··· Stored records

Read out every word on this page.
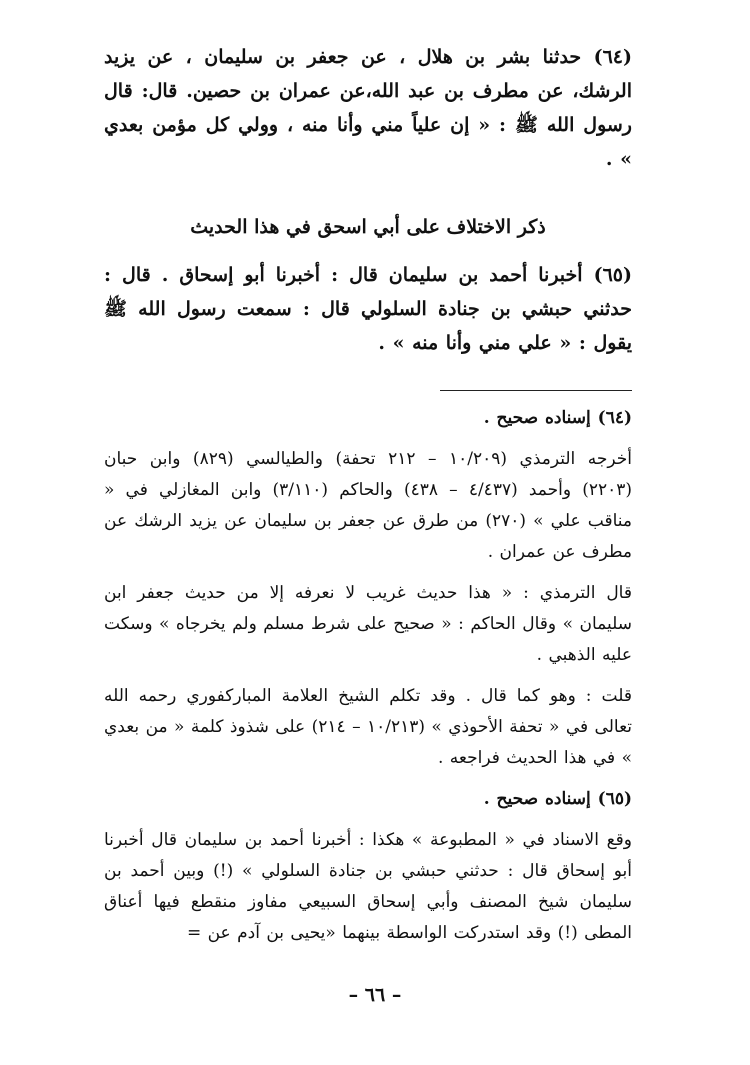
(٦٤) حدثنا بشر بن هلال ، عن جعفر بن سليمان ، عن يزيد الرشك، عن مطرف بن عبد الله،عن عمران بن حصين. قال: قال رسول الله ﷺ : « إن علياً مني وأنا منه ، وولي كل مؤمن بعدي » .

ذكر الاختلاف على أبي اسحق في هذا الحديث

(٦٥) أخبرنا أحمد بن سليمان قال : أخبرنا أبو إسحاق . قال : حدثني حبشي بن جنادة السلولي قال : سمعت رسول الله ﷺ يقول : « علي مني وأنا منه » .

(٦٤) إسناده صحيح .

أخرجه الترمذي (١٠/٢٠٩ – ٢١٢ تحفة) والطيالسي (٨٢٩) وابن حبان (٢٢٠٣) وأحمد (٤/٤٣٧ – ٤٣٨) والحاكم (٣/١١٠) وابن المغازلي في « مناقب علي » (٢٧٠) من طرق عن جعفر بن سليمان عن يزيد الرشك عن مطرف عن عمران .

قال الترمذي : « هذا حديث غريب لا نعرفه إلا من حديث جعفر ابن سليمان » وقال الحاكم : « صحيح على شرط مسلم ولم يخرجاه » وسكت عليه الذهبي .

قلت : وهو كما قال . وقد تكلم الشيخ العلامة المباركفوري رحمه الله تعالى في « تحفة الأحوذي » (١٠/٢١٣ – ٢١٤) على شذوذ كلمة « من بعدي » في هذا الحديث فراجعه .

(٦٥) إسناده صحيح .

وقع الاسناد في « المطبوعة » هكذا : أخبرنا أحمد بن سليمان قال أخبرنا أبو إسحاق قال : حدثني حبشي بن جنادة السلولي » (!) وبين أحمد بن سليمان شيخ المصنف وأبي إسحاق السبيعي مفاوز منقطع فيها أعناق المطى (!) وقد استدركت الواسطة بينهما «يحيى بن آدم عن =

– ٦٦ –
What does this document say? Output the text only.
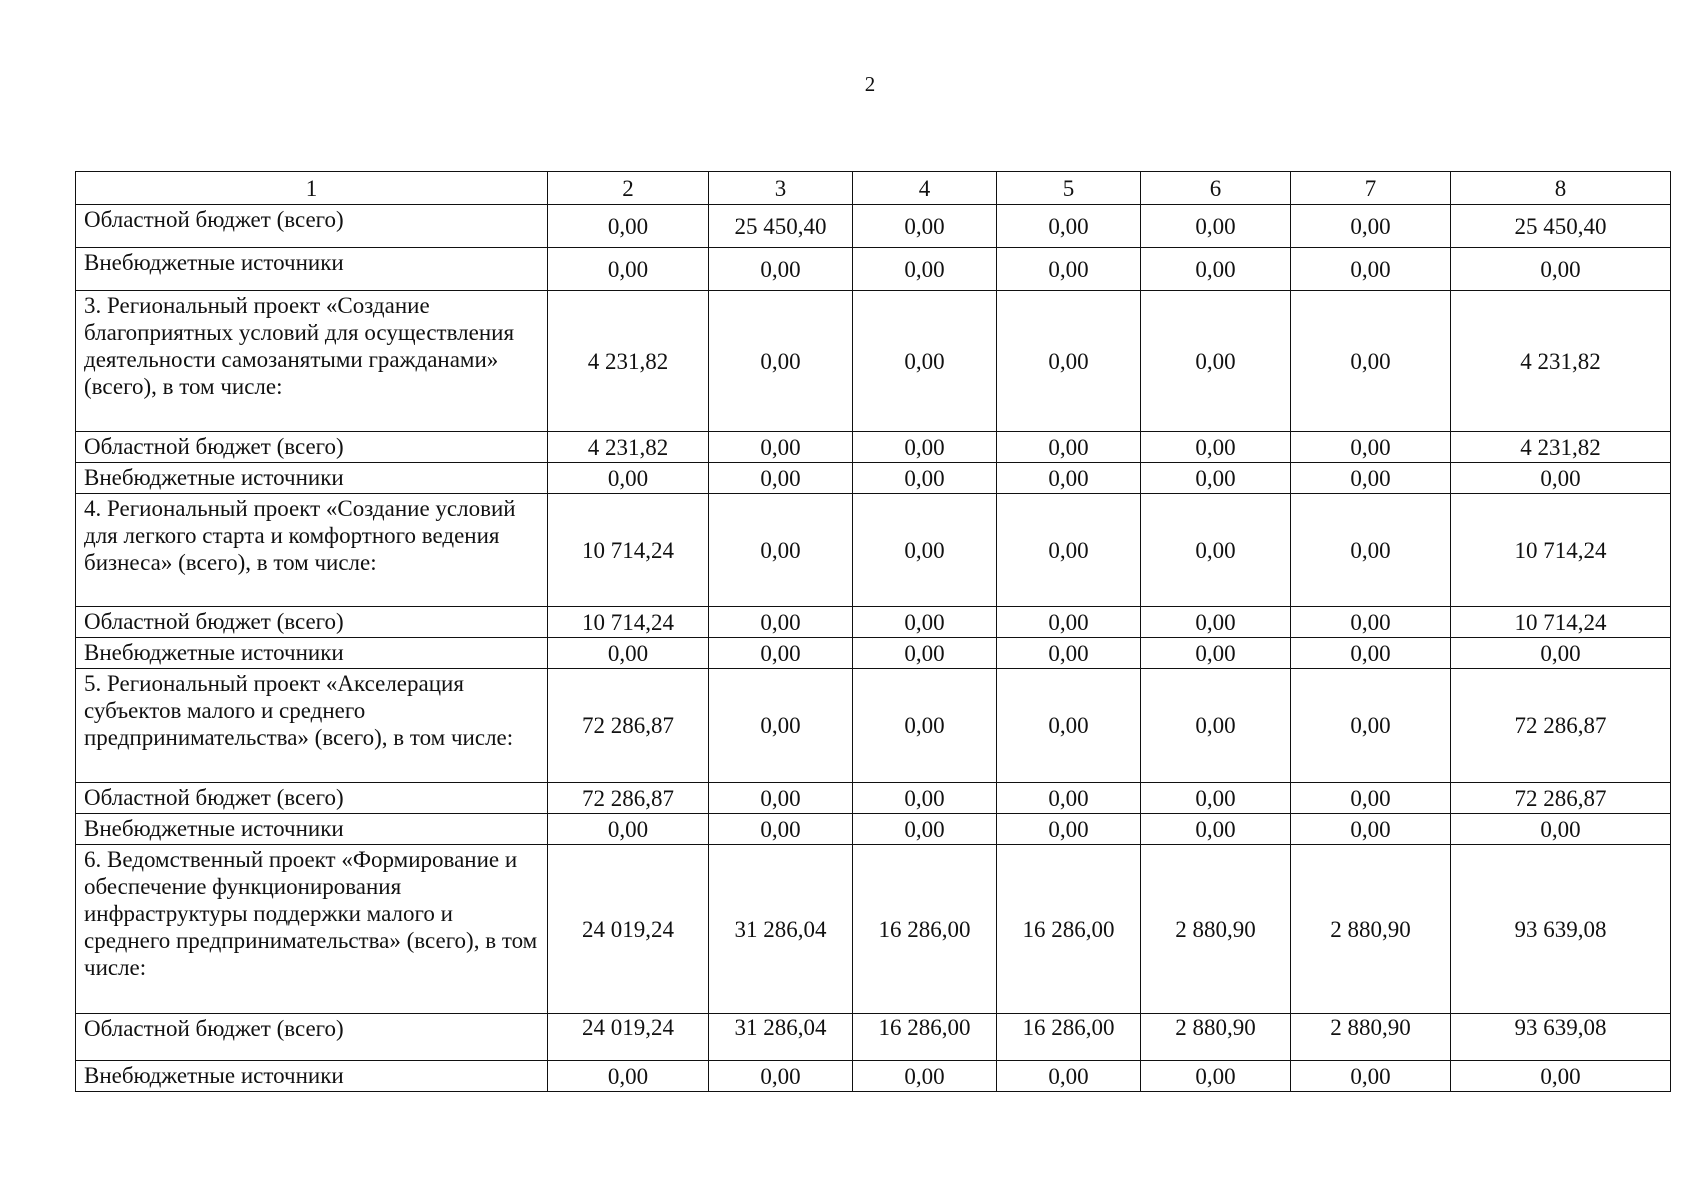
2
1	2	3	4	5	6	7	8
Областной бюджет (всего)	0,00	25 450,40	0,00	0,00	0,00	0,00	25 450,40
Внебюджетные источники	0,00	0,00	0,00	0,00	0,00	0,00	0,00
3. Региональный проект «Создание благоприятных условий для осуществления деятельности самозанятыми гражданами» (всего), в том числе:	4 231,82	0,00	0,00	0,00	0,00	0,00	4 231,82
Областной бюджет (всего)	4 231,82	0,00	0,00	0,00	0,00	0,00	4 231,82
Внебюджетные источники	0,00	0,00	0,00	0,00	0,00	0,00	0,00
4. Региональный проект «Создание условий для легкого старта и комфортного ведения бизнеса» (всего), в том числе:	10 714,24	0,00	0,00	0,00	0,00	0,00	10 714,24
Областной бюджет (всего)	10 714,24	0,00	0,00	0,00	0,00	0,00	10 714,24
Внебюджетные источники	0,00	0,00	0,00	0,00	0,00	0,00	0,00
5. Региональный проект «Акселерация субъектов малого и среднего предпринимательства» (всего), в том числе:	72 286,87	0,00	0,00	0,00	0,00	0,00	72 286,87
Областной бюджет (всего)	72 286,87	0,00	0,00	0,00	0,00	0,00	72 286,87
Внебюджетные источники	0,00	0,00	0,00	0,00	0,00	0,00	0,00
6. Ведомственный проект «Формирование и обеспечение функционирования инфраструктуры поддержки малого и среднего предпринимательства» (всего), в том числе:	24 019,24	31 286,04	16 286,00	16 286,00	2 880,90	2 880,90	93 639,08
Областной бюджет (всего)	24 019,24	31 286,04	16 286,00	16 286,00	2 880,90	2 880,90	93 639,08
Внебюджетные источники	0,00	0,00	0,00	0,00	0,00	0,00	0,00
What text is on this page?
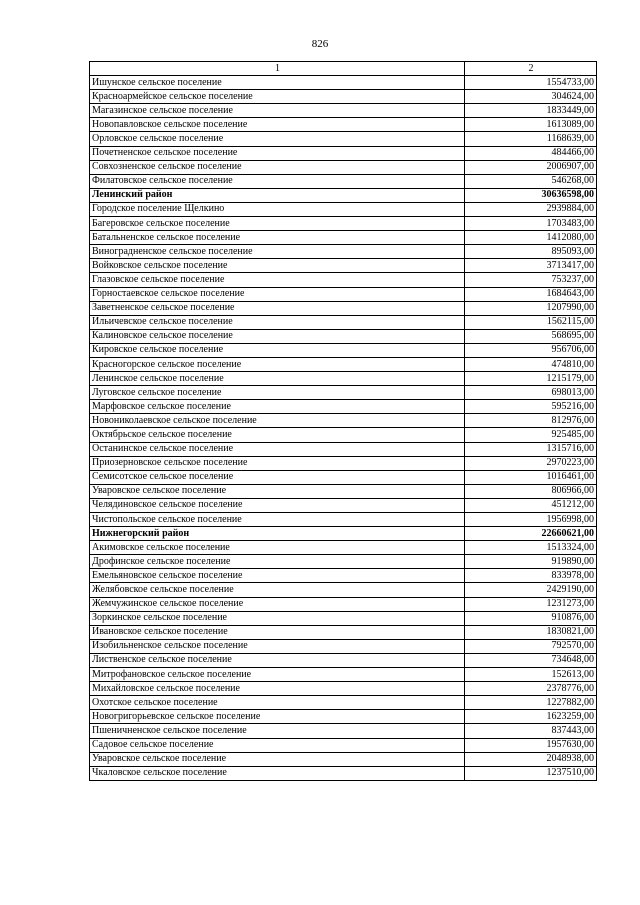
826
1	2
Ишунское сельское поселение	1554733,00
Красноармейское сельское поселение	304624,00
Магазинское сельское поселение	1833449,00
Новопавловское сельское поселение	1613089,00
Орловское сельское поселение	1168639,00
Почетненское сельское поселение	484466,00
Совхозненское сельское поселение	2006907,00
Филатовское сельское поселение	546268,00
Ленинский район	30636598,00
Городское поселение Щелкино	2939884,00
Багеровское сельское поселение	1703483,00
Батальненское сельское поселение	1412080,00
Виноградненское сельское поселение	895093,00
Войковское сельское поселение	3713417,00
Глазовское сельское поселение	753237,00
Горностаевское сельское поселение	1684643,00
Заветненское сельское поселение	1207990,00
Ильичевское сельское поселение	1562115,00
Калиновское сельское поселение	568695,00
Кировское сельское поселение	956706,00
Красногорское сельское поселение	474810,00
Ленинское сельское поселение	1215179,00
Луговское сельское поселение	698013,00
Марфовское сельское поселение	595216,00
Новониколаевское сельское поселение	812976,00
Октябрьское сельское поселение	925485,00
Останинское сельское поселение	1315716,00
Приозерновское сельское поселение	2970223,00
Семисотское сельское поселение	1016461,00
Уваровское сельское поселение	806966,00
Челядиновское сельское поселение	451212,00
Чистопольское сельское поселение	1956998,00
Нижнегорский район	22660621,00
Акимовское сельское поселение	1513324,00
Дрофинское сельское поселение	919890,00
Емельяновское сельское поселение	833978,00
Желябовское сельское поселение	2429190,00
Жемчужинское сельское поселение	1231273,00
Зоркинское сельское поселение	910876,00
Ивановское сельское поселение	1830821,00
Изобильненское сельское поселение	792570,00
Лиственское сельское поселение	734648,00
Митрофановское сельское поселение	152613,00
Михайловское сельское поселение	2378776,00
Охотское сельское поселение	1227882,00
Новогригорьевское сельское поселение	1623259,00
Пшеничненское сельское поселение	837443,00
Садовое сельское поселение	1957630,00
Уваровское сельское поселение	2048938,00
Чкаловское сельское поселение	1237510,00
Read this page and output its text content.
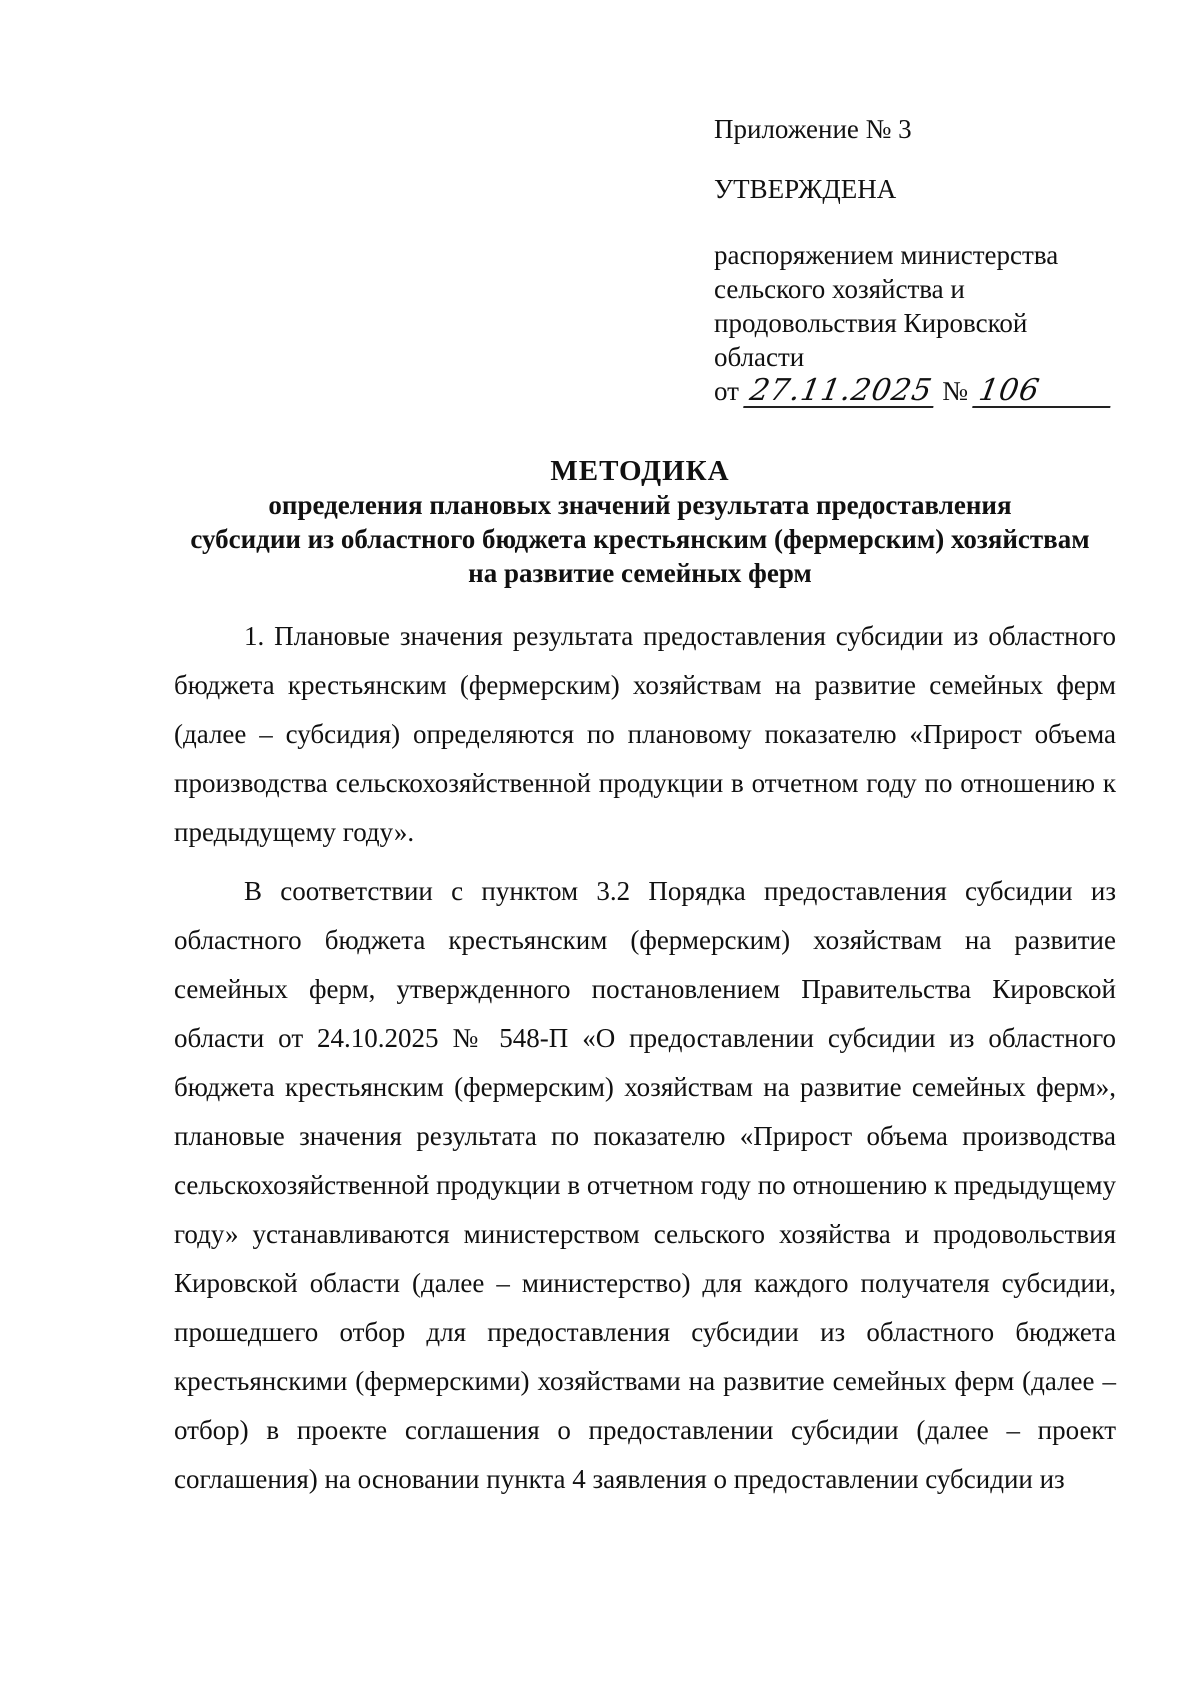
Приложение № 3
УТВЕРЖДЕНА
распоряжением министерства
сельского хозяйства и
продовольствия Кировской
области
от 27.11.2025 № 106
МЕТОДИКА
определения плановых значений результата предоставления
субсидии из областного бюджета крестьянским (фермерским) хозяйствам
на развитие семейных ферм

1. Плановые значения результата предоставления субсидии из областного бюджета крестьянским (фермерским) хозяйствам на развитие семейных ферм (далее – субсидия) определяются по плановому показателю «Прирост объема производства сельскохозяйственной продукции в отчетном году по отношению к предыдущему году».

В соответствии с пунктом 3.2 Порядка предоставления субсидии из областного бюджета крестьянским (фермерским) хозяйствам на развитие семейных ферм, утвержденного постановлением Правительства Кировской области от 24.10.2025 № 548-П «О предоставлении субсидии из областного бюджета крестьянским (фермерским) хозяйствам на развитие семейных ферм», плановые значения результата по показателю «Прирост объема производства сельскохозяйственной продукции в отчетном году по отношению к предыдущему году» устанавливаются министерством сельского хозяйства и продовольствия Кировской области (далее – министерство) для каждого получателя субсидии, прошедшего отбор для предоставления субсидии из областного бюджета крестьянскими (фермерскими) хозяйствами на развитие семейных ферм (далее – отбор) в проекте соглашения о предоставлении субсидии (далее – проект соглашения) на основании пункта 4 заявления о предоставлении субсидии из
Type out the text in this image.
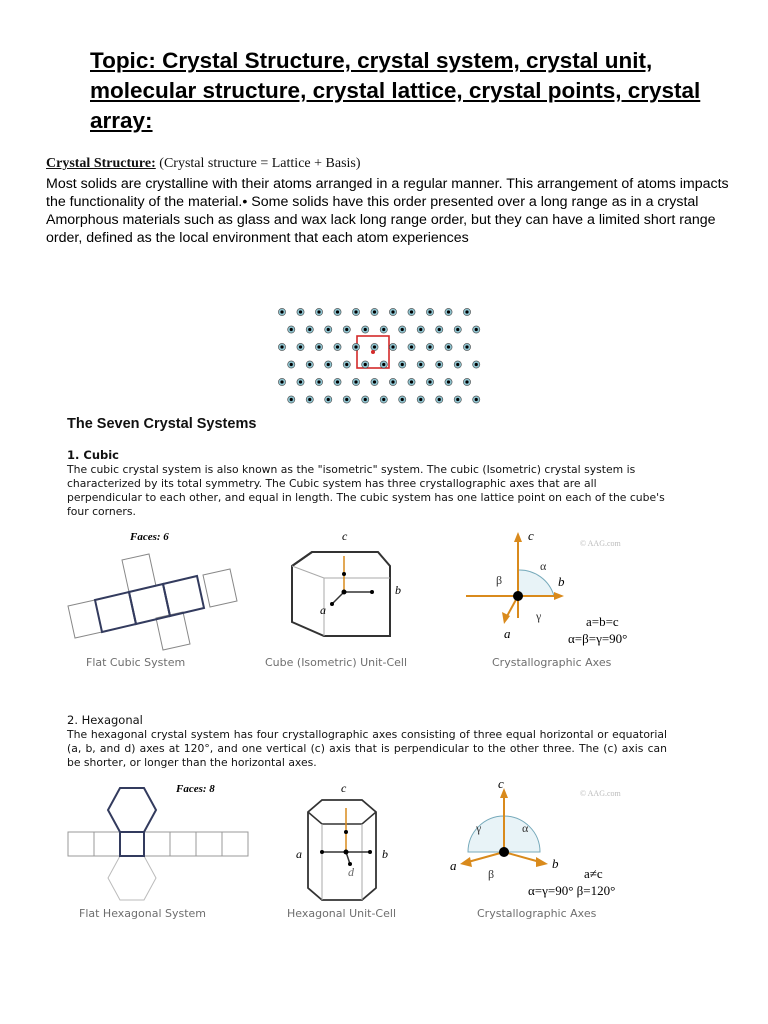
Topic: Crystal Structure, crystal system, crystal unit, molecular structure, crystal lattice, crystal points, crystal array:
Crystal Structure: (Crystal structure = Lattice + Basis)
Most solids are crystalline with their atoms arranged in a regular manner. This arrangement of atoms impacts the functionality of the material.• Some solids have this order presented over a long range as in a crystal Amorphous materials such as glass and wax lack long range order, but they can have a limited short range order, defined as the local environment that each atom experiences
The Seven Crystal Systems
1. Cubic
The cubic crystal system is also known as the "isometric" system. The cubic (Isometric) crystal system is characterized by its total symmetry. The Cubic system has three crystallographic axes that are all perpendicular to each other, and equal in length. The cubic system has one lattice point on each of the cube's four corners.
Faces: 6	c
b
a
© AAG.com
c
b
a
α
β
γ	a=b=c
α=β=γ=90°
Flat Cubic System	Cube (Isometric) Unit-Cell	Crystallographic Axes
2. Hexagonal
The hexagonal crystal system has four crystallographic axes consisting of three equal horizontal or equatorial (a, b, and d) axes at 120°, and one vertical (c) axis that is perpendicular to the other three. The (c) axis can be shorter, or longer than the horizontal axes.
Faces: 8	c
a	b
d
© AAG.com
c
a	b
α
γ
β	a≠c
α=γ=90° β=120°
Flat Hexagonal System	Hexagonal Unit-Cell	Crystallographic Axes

······

## Instructions for the task
For this exercise, gather every line of the data that contains the word "всего".

## The response
Областной бюджет (всего)	0,00	25 450,40	0,00	0,00	0,00	0,00	25 450,40
3. Региональный проект «Создание благоприятных условий для осуществления деятельности самозанятыми гражданами» (всего), в том числе:	4 231,82	0,00	0,00	0,00	0,00	0,00	4 231,82
Областной бюджет (всего)	4 231,82	0,00	0,00	0,00	0,00	0,00	4 231,82
4. Региональный проект «Создание условий для легкого старта и комфортного ведения бизнеса» (всего), в том числе:	10 714,24	0,00	0,00	0,00	0,00	0,00	10 714,24
Областной бюджет (всего)	10 714,24	0,00	0,00	0,00	0,00	0,00	10 714,24
5. Региональный проект «Акселерация субъектов малого и среднего предпринимательства» (всего), в том числе:	72 286,87	0,00	0,00	0,00	0,00	0,00	72 286,87
Областной бюджет (всего)	72 286,87	0,00	0,00	0,00	0,00	0,00	72 286,87
6. Ведомственный проект «Формирование и обеспечение функционирования инфраструктуры поддержки малого и среднего предпринимательства» (всего), в том числе:	24 019,24	31 286,04	16 286,00	16 286,00	2 880,90	2 880,90	93 639,08
Областной бюджет (всего)	24 019,24	31 286,04	16 286,00	16 286,00	2 880,90	2 880,90	93 639,08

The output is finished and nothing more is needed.